Cynthia Petry, flanked by friends and family, waited for the traffic light to change on the corner of 7th and Clark in downtown St. Louis.
Her life was about to change, too.
Dressed in a long, tiered strapless red gown, Cynthia, 61, of Cahokia, was about to marry Donnie Yates, 61, of Winfield, Mo., outside Busch Stadium the Saturday before the home opener.
"She's the one that's always first in line on opening day to get tickets," said her friend Lisa Darnell, of Dupo, who works at Judy's Corner Bar. "She's got her tent set up."
The afternoon was sunny, but cool. A row of tents lined the sidewalk across from the stadium to the west. Ballpark Village loomed in the background to the east. Beyond it, the Gateway Arch. Fans in Cardinal red posed next to statues of Cardinal greats -- until they noticed Cynthia and her entourage.
"What's the occasion?" one asked.
"I am getting married," she said.
Cynthia, a private duty care giver, and Donnie, a retired ironworker, arranged themselves in front of the statues of Cardinal greats.
"Who's got the ring?"
"Where do I need to be?"
Kaci Dixon rolled her wheelchair in front of the couple to perform the ceremony.
"Cindy is family so I couldn't let her down," said Kaci, 38, of High Ridge, Mo. "I fell and broke my leg on St. Patrick's Day. I was taking the dog out and slid down the hill and cracked my leg and had emergency surgery that night."
Kaci recently became an ordained minister.
"I got diagnosed with MS two years ago," she said "I was a nurse. I needed something else to do. This is my second wedding. I have my own web site (forevervalentinewedding.com). It would give me something to do with this lovely disease, plus it's such a neat thing to watch people get married."
She has known Cynthia 30 years.
"Her daughters were 10 years apart," said Kaci. "Cindy is my brother's ex-wife. We always stayed real close."
Wedding guests, dressed in Cardinal red, snapped photos and congratulated the couple.
Cynthia and Donnie first met when they attended grade school in Winfield, Mo. They went their separate ways. Both were married -- Donnie for 41 years before his wife died -- and have grown children and grandchildren.
Cynthia, an avid Cardinals' fan, had moved to Cahokia on a whim about 10 years ago.
"They call me 'The Mayor,'" she said. "I camp out for tickets. I'm usually first in line. This year, somebody beat me."

════

» Study questions
• A. In the article about the wedding outside Busch Stadium, what job did Donnie Yates retire from?
• B. Continue the article about the wedding outside Busch Stadium, starting right after its final sentence.

(Stored items)
════

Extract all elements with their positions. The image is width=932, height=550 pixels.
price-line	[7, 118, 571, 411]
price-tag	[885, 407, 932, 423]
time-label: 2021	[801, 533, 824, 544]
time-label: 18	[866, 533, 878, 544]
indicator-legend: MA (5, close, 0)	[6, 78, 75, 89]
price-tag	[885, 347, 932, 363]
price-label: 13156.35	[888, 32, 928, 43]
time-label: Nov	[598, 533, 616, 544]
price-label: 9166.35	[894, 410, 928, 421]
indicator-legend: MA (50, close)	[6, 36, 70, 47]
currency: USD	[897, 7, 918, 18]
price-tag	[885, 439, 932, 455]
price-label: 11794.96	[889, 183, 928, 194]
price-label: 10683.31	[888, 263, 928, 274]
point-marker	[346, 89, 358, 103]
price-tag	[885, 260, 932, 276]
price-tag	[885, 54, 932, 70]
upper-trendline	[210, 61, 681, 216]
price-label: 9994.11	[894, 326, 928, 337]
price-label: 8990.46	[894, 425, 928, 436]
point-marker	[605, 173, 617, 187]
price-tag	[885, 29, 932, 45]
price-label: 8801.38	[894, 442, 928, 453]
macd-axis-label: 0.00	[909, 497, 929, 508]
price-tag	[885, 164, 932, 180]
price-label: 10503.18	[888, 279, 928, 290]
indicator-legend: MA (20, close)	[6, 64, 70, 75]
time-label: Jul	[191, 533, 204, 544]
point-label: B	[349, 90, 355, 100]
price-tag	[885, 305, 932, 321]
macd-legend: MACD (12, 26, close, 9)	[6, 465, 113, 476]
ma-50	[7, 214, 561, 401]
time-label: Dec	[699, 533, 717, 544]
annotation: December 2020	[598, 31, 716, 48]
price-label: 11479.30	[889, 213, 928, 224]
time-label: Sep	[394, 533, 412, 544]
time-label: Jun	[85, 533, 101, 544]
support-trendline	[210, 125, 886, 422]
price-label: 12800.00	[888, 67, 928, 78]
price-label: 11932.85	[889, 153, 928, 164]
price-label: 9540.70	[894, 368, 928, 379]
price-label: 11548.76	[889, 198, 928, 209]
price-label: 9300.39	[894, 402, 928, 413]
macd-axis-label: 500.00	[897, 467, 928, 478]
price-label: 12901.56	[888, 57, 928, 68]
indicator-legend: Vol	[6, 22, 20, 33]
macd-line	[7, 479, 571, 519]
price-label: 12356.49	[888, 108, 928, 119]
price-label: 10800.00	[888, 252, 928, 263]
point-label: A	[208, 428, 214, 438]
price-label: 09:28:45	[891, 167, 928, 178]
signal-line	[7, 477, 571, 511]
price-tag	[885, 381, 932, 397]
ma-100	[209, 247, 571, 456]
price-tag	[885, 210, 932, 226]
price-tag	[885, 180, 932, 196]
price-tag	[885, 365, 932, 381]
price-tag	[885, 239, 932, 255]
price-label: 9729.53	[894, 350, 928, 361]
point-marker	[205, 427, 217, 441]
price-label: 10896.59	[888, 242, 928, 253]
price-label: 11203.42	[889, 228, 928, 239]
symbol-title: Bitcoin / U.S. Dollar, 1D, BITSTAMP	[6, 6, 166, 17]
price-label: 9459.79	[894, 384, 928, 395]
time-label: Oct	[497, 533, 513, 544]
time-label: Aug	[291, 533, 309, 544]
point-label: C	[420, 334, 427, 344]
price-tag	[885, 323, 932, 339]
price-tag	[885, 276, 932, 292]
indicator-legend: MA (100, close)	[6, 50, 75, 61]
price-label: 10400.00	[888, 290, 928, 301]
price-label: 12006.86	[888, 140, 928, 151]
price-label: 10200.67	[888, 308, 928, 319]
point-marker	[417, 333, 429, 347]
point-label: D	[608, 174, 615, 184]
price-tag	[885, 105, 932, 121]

════

» Expected responses
• A. He was an ironworker.

• B.
Donnie is a little less of a fan.
"I like baseball but I never really came to a game. When it comes on, I watch it. Monday I will be coming. If I don't, I will be in trouble."
Their outdoor reception in a parking lot by the stadium included hot dogs, hamburgers, nachos and brats. A visit from Fredbird ($150 for a half-hour) was part of the fun.
For the home opener, Cynthia and Donnie ended up "in excellent seats" in left field, covered and out of the rain."Everything overall turned out wonderful," said Cynthia, "but now I'm beatin' tired,"
They plan a June honeymoon to Las Vegas.
Cindy eventually will move back to Winfield.
"We are going to live out in the country," said Donnie. "I am a country boy."
Cindy and Donnie reconnected eight months ago.
"I was working in rehab at St. Joseph's Hospital in St. Charles," Cynthia said. After one of her patients died, she and her sister attended the funeral in Winfield, about an hour north of St. Louis. Turned out, Donnie was there, too.
"I've known Cindy for 50 years," he said. "I ain't seen her in 45. I recognized her sister at the funeral, but not Cindy."
The three went out for a drink. Soon, Donnie was calling. They started going out. One thing led to another.
"She's just as crazy as she ever was," said Donnie, referring to Cynthia's outgoing personality, "but she met her match."
For Cynthia, things moved a little too quickly.
"He wanted to get married immediately and I said, "Forget it.'"
But not for long.
"Good men are hard to find," said Cynthia, "and I knew he was a good one."